• **Written exercise**: Write out the line with "Type out the text in this image." and every later line through the end of the data below, exactly as given, with no pictures in the copy.
────
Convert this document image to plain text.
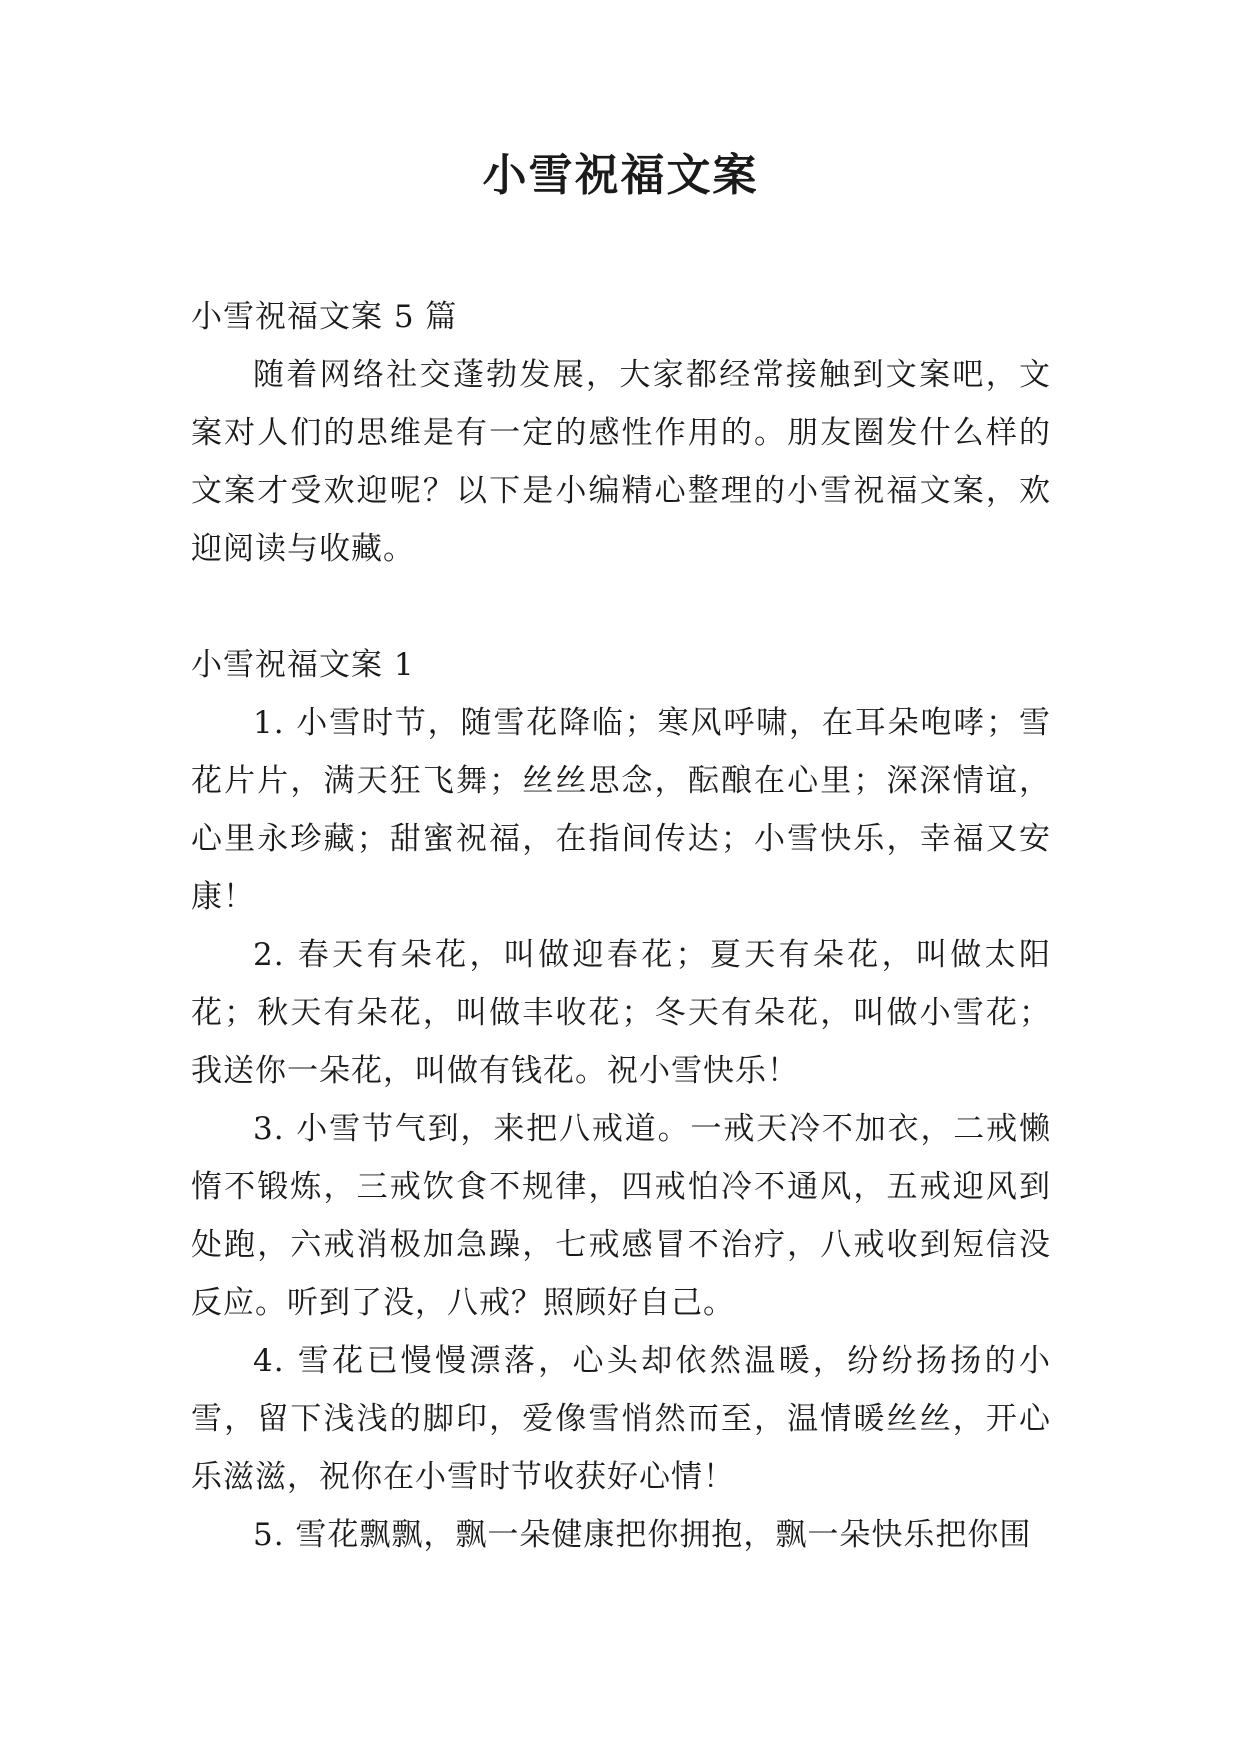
小雪祝福文案

小雪祝福文案 5 篇

随着网络社交蓬勃发展，大家都经常接触到文案吧，文案对人们的思维是有一定的感性作用的。朋友圈发什么样的文案才受欢迎呢？以下是小编精心整理的小雪祝福文案，欢迎阅读与收藏。

小雪祝福文案 1

1. 小雪时节，随雪花降临；寒风呼啸，在耳朵咆哮；雪花片片，满天狂飞舞；丝丝思念，酝酿在心里；深深情谊，心里永珍藏；甜蜜祝福，在指间传达；小雪快乐，幸福又安康！

2. 春天有朵花，叫做迎春花；夏天有朵花，叫做太阳花；秋天有朵花，叫做丰收花；冬天有朵花，叫做小雪花；我送你一朵花，叫做有钱花。祝小雪快乐！

3. 小雪节气到，来把八戒道。一戒天冷不加衣，二戒懒惰不锻炼，三戒饮食不规律，四戒怕冷不通风，五戒迎风到处跑，六戒消极加急躁，七戒感冒不治疗，八戒收到短信没反应。听到了没，八戒？照顾好自己。

4. 雪花已慢慢漂落，心头却依然温暖，纷纷扬扬的小雪，留下浅浅的脚印，爱像雪悄然而至，温情暖丝丝，开心乐滋滋，祝你在小雪时节收获好心情！

5. 雪花飘飘，飘一朵健康把你拥抱，飘一朵快乐把你围
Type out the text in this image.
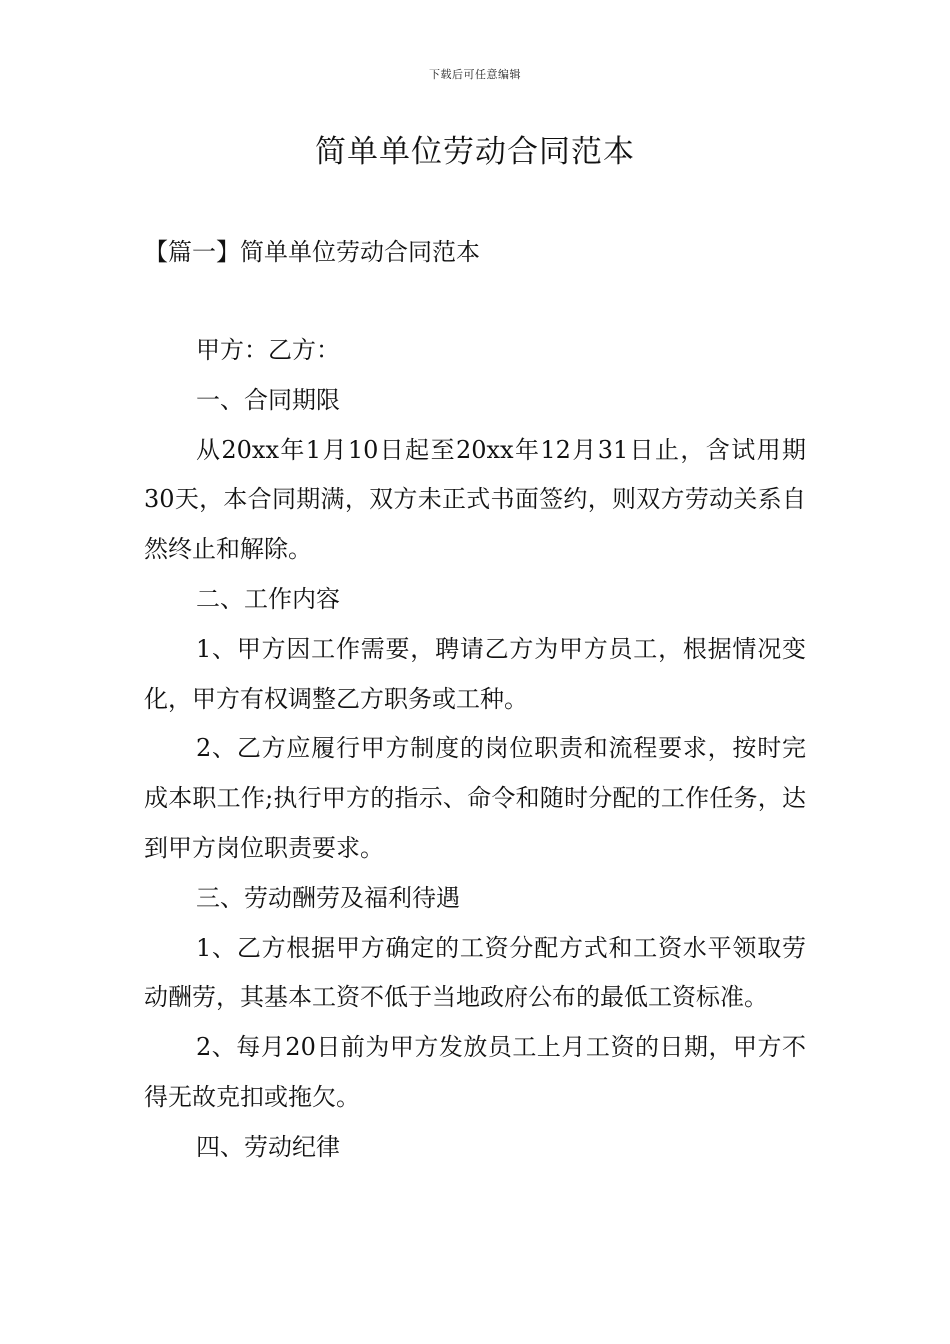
下载后可任意编辑
简单单位劳动合同范本
【篇一】简单单位劳动合同范本

甲方：乙方：

一、合同期限

从20xx年1月10日起至20xx年12月31日止，含试用期30天，本合同期满，双方未正式书面签约，则双方劳动关系自然终止和解除。

二、工作内容

1、甲方因工作需要，聘请乙方为甲方员工，根据情况变化，甲方有权调整乙方职务或工种。

2、乙方应履行甲方制度的岗位职责和流程要求，按时完成本职工作;执行甲方的指示、命令和随时分配的工作任务，达到甲方岗位职责要求。

三、劳动酬劳及福利待遇

1、乙方根据甲方确定的工资分配方式和工资水平领取劳动酬劳，其基本工资不低于当地政府公布的最低工资标准。

2、每月20日前为甲方发放员工上月工资的日期，甲方不得无故克扣或拖欠。

四、劳动纪律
────
• **Correct output**:
Type out the text in this image.
下载后可任意编辑
简单单位劳动合同范本
【篇一】简单单位劳动合同范本

甲方：乙方：

一、合同期限

从20xx年1月10日起至20xx年12月31日止，含试用期30天，本合同期满，双方未正式书面签约，则双方劳动关系自然终止和解除。

二、工作内容

1、甲方因工作需要，聘请乙方为甲方员工，根据情况变化，甲方有权调整乙方职务或工种。

2、乙方应履行甲方制度的岗位职责和流程要求，按时完成本职工作;执行甲方的指示、命令和随时分配的工作任务，达到甲方岗位职责要求。

三、劳动酬劳及福利待遇

1、乙方根据甲方确定的工资分配方式和工资水平领取劳动酬劳，其基本工资不低于当地政府公布的最低工资标准。

2、每月20日前为甲方发放员工上月工资的日期，甲方不得无故克扣或拖欠。

四、劳动纪律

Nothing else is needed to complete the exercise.